[Dataset records]

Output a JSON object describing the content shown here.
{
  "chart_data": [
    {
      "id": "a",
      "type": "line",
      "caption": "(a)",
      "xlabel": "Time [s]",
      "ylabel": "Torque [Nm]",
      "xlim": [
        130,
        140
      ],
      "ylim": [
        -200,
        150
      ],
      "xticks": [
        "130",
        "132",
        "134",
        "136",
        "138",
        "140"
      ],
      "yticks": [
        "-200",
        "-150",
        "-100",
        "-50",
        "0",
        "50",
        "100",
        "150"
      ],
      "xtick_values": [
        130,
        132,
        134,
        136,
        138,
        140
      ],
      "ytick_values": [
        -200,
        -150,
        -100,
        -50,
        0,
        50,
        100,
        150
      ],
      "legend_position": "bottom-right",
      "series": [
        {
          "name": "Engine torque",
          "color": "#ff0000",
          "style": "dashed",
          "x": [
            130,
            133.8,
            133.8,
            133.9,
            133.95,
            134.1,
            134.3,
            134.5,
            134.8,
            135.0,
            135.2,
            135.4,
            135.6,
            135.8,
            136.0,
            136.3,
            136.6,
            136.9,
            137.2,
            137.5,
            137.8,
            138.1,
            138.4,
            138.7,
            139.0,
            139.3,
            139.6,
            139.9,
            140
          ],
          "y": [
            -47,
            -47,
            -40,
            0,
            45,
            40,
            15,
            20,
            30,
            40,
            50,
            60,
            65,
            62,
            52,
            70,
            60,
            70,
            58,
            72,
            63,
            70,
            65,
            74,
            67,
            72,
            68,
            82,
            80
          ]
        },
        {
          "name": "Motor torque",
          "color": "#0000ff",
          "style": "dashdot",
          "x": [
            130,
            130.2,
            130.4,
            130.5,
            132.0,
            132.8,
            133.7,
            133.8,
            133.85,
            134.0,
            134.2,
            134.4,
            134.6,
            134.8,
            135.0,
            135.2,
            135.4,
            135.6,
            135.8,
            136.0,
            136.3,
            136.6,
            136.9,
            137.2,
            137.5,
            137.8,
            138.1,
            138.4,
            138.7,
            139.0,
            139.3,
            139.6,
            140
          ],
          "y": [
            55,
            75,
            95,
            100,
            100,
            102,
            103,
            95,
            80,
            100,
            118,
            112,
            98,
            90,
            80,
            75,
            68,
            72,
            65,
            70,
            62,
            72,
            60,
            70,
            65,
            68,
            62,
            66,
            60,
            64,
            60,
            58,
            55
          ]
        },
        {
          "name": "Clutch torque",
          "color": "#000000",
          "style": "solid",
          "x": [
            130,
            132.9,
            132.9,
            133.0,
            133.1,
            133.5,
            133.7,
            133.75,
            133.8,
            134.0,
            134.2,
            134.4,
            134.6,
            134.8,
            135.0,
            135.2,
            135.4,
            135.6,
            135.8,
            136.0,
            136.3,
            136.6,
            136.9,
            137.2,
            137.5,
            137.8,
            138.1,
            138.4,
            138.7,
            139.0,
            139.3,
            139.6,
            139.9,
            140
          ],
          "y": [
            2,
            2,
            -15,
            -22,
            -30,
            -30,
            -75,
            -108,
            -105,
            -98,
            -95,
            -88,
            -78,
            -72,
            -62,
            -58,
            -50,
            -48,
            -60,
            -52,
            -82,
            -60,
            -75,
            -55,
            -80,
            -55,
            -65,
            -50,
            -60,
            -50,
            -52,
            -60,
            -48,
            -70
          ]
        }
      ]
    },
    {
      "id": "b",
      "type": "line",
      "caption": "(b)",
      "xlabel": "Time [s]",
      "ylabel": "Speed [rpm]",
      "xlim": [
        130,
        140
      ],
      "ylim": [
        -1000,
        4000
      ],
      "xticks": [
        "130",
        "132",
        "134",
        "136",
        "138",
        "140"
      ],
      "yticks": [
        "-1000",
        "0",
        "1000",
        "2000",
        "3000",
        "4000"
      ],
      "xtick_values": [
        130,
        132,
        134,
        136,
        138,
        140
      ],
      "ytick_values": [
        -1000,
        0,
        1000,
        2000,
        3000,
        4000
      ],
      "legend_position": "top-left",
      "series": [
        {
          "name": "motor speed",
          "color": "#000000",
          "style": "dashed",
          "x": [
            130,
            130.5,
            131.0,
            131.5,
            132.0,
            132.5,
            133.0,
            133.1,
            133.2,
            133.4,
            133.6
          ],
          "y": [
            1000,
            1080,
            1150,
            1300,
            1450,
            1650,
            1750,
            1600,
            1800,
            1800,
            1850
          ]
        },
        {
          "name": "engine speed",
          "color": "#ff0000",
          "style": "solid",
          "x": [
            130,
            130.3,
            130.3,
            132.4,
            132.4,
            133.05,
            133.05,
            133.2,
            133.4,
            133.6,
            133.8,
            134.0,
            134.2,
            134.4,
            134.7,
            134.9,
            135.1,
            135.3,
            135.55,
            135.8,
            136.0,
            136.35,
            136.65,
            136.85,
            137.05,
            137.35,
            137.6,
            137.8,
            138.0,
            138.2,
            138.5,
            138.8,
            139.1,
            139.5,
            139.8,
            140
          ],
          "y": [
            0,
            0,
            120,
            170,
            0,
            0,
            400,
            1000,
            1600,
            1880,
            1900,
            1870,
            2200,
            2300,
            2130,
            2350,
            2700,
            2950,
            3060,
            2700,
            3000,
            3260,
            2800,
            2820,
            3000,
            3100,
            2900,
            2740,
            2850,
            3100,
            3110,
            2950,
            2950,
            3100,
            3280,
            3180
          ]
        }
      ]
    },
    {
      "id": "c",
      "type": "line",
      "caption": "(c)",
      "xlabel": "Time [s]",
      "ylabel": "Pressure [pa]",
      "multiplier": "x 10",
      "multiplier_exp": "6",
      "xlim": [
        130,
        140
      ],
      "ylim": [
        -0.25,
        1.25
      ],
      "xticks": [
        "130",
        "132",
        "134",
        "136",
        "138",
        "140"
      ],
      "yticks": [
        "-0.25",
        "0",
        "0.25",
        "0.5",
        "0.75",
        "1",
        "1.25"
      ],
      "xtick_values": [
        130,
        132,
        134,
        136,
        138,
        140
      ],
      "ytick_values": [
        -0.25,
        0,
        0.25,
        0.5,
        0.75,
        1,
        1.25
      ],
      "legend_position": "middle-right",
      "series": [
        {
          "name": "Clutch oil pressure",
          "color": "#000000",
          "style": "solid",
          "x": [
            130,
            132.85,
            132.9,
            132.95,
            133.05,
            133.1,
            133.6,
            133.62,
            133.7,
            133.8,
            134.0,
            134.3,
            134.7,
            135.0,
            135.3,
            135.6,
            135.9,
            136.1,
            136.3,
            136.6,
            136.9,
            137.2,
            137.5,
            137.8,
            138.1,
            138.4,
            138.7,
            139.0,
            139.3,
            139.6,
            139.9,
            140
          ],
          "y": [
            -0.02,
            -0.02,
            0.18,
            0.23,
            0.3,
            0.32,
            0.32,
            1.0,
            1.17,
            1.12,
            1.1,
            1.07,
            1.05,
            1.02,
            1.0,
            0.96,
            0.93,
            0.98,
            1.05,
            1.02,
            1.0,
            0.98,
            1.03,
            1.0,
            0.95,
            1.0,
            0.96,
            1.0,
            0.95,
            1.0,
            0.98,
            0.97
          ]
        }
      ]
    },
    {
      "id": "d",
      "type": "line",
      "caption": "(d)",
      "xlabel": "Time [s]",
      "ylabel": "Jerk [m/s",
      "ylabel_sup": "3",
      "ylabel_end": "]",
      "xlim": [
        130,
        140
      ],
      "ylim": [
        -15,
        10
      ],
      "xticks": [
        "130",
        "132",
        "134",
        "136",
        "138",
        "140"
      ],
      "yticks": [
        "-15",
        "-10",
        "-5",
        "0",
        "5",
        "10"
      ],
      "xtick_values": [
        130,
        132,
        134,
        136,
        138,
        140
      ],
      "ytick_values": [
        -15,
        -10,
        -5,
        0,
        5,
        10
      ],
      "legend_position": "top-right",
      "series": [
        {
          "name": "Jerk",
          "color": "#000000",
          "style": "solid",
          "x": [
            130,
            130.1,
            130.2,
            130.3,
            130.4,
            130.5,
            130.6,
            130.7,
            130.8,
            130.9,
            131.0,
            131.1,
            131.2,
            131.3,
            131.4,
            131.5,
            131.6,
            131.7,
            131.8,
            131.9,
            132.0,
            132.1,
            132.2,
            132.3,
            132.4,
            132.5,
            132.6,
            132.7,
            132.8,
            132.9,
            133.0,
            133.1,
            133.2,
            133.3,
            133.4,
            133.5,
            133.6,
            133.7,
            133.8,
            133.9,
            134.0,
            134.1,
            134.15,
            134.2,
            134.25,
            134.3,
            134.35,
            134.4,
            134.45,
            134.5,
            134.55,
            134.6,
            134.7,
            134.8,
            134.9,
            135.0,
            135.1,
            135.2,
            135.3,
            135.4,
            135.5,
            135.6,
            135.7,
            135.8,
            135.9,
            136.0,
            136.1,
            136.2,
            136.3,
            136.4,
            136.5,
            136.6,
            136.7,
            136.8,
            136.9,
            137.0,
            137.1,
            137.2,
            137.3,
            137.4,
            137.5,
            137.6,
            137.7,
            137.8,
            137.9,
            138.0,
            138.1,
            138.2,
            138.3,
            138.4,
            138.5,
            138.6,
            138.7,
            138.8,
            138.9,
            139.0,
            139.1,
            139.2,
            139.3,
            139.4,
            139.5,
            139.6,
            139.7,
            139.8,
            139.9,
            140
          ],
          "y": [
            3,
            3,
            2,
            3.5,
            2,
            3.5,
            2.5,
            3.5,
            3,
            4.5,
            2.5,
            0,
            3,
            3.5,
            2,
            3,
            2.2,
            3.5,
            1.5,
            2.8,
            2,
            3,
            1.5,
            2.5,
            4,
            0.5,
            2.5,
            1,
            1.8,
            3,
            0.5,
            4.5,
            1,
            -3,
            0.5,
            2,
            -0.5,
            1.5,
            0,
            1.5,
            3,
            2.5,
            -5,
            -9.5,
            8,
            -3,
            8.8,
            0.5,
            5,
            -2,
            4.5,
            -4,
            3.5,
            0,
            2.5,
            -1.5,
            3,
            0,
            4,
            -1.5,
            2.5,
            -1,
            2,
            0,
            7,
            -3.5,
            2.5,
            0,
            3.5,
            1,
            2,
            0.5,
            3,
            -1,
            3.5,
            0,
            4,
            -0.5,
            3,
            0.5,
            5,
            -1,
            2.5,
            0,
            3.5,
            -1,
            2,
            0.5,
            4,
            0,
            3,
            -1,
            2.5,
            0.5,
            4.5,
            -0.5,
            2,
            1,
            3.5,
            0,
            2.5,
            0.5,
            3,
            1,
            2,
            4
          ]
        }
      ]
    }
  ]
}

■ AIM OF THE TASK
From the entries above, pull out each line that includes "right".

■ CORRECT RESPONSE
      "legend_position": "bottom-right",
      "legend_position": "middle-right",
      "legend_position": "top-right",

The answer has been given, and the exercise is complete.